DIRECTIVE
Gather each line of the records where "Allen" appears.

(Data entries)
================

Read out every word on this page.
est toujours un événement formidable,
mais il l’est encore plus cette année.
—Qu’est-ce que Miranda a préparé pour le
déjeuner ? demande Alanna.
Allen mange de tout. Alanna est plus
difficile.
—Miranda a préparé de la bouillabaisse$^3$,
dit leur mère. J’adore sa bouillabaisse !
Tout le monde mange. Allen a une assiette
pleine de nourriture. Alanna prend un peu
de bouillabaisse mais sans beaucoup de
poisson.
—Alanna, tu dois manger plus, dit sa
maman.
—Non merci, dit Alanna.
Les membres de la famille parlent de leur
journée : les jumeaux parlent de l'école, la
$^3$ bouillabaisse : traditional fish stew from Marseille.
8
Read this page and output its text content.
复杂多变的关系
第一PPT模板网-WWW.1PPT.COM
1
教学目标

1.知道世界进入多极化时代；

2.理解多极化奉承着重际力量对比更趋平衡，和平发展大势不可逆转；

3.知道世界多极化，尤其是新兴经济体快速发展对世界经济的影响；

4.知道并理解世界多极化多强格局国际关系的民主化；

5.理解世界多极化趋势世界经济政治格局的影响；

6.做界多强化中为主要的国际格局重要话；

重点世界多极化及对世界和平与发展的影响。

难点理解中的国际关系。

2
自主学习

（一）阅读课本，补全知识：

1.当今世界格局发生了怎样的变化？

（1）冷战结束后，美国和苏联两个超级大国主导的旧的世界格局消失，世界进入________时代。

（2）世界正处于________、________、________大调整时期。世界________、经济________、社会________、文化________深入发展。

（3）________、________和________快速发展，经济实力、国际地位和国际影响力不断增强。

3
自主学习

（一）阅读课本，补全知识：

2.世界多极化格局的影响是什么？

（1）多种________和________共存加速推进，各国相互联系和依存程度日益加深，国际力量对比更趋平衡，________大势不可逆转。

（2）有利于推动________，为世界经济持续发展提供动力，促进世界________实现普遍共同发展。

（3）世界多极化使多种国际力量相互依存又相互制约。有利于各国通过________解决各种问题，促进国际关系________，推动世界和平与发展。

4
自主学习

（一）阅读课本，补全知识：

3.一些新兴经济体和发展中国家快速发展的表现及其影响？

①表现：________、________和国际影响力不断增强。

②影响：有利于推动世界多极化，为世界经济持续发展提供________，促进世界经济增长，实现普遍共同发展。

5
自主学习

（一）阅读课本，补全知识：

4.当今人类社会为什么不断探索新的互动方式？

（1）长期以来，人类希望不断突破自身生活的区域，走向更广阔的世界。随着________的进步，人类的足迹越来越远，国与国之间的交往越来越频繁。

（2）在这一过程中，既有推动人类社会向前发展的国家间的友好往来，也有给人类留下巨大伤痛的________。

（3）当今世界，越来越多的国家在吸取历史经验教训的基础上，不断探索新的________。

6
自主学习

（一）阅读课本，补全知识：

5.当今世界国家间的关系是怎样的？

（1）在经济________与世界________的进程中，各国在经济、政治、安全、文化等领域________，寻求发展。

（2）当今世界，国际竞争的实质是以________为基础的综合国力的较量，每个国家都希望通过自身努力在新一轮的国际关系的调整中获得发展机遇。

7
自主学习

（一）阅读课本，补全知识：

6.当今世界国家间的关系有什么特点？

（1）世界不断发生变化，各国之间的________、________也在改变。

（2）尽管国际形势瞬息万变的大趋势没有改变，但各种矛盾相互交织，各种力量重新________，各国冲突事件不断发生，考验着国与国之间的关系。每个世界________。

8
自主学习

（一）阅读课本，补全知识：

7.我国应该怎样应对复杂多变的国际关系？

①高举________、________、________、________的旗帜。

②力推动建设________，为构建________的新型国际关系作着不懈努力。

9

================

EXERCISE RESPONSE
Allen mange de tout. Alanna est plus
Tout le monde mange. Allen a une assiette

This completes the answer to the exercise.